EXCERPT
It is therefore no surprise that the special envoy to the U.N. Food Systems Summit, Agnes Kalibata, was chosen from the Gates Foundation–sponsored Alliance for a Green Revolution in Africa, an organization well known for its GM advocacy. Nor is it surprising that after the U.N. entered into a strategic partnership with the World Economic Forum, summit science has come to mirror the forum’s “fourth industrial revolution” approach to food systems change.
To connect investor-friendly tech innovations to the WEF’s plank of free trade, the summit’s leadership presents a simplistic picture of science—where technology innovates food systems without considerations of power and politics.
Yet decades of research has shown how biotechnology science is path-dependent, becoming more powerful as things such as patents make it increasingly lucrative for universities to do biotech research. More biotech research means more lab facilities, faculty and staff jobs, along with greater funding to support students who pursue this line of work. Over time, it has progressively become harder to conduct and publish research critical of GM crops. In effect, biotechnology has “locked out” other innovations, including agroecology.
Still, the case for agroecology grows stronger the more researchers learn. For instance, in 2009 a study comparing 840 MASIPAG farmers, part of a farmer-scientist network in the Philippines, found that 88 percent of agroecological adopters saw improvements in their food security, compared with 44 percent of nonadopters. Farmers who transitioned to agroecology ate 68 percent more vegetables, 56 percent more fruit, 55 percent more protein-rich staples and 40 percent more meat than before. New research by Debal Deb of the Center for Interdisciplinary Studies in India shows that mixed cropping patterns of Indigenous farmers in eastern India are significantly more productive than the single-cropping model of industrial farming.
Critics like to say these studies are cherry-picked. But the High Level Panel of Experts in 2019 took this challenge on. Its results show that agroecology has received much less investment in R&D than ecofriendly spins on the dominant technocratic approaches. Yet agroecology continues to generate ecological and social gains across scales, particularly when formal research institutions recognize the expertise of social movements and when women’s rights are central. Biodiversity-rich farms with complex relationships among multiple species are also more resilient and sustainable. A new meta-analysis of two decades of research found that agroecological practices improve nutrition and food security outcomes in low- and middle-income countries—and the more practices farmers included, the greater the benefits.
To say that smallholder and Indigenous agroecologists are experts in their own right is not to say things are fine for them. COVID-19 brought preexisting vulnerabilities and inequalities into sharp relief. It highlighted that a food system based on global supply chains, market-led food provision and export orientation—exactly the approach promoted by the U.N. Food Systems Summit—is brittle and prone to crisis. Rather than celebrate grossly inadequate and unscientific solutions, the global community must support what hundreds of millions of agriculturalists represented by the Civil Society and Indigenous Peoples Mechanism are asking for: robust international support for agroecology within a governing framework of human rights, peasant rights, and food sovereignty.

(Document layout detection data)
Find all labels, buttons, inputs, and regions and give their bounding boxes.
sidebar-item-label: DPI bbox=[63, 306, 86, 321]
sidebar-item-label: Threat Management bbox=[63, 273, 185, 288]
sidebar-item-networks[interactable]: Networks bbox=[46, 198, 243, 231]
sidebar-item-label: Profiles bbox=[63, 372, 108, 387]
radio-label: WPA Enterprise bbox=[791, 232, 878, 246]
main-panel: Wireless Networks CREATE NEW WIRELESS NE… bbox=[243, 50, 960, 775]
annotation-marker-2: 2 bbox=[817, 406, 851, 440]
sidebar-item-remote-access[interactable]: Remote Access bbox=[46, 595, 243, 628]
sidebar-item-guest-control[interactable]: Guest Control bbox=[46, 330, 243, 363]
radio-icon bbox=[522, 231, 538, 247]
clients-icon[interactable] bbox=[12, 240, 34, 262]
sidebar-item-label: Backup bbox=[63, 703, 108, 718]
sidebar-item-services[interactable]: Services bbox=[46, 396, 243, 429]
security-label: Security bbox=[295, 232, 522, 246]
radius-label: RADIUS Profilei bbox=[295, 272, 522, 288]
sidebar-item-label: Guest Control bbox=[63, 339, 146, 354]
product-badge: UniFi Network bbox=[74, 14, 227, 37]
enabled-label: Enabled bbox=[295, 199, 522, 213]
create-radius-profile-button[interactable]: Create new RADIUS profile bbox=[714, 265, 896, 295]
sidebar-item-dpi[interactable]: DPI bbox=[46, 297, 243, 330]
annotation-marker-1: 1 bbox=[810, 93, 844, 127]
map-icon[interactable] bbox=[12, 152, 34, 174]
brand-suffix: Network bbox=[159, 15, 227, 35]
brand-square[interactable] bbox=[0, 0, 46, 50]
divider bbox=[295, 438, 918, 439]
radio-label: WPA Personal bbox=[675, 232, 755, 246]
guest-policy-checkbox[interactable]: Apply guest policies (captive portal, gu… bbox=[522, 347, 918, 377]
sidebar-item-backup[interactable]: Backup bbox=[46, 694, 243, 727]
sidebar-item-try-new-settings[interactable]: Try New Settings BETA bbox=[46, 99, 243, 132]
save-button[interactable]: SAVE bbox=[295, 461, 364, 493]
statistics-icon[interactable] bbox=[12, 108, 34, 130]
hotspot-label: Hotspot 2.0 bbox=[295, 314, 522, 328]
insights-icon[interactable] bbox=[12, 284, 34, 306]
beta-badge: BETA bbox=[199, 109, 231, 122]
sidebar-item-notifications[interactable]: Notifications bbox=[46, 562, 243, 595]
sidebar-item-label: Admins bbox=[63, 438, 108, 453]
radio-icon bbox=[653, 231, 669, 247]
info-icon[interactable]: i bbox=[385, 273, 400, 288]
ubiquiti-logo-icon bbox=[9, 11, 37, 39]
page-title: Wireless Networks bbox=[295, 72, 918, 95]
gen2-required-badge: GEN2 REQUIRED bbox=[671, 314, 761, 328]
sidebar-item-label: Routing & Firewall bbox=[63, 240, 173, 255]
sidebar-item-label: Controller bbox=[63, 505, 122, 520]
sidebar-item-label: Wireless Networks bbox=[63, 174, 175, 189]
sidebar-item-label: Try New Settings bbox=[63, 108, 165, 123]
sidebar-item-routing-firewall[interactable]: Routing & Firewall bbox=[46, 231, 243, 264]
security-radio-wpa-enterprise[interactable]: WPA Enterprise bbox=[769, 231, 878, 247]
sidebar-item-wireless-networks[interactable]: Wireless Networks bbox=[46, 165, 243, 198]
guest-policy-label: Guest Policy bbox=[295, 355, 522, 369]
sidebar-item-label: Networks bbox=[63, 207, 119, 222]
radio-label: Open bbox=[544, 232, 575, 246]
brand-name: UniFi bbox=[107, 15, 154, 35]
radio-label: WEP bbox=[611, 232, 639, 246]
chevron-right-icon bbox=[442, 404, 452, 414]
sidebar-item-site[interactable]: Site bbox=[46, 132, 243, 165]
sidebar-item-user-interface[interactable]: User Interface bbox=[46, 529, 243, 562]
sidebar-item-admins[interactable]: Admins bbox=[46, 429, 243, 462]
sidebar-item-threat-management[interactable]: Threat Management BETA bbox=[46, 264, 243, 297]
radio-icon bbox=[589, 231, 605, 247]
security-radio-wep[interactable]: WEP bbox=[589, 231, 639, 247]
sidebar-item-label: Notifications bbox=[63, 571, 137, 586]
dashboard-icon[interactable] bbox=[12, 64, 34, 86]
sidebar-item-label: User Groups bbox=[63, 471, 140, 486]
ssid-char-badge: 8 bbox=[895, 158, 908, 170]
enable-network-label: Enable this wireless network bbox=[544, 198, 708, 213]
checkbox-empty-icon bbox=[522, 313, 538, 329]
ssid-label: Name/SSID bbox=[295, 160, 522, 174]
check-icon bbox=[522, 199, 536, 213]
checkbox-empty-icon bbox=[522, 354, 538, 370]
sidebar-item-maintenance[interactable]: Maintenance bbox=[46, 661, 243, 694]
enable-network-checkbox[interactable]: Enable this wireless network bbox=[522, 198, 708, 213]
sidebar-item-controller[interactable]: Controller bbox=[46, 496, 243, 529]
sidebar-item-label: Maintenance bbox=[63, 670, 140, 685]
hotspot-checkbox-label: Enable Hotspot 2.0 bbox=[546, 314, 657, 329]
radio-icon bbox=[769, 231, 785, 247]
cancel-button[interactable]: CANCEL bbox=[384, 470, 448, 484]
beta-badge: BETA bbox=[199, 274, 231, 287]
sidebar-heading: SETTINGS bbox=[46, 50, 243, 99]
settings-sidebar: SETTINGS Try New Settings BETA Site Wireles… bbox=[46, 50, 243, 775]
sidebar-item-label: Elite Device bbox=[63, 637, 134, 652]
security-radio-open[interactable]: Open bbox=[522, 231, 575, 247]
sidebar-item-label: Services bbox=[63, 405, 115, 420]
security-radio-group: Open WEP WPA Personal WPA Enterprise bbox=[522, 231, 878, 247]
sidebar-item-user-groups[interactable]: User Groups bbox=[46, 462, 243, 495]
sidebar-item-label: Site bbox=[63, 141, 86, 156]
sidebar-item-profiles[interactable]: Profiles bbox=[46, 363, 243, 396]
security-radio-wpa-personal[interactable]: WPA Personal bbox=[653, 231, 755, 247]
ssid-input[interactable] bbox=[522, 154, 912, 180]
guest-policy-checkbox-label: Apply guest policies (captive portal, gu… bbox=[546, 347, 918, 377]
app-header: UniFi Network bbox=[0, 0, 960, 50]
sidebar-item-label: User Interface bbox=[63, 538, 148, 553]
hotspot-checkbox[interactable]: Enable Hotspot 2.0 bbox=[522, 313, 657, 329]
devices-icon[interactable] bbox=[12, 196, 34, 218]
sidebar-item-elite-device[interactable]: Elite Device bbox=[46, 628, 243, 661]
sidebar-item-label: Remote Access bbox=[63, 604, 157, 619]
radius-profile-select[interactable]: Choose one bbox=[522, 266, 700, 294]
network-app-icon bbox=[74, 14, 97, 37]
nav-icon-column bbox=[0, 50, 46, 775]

YOUR ASSIGNMENT
Write out the part of the excerpt on the U.N. Food Systems Summit that opens with the words "To connect investor-friendly" and closes with "innovations, including agroecology.", swapping "biotechnology" for "genetic engineering".

OUTPUT OF THE TASK
To connect investor-friendly tech innovations to the WEF’s plank of free trade, the summit’s leadership presents a simplistic picture of science—where technology innovates food systems without considerations of power and politics.
Yet decades of research has shown how genetic engineering science is path-dependent, becoming more powerful as things such as patents make it increasingly lucrative for universities to do biotech research. More biotech research means more lab facilities, faculty and staff jobs, along with greater funding to support students who pursue this line of work. Over time, it has progressively become harder to conduct and publish research critical of GM crops. In effect, genetic engineering has “locked out” other innovations, including agroecology.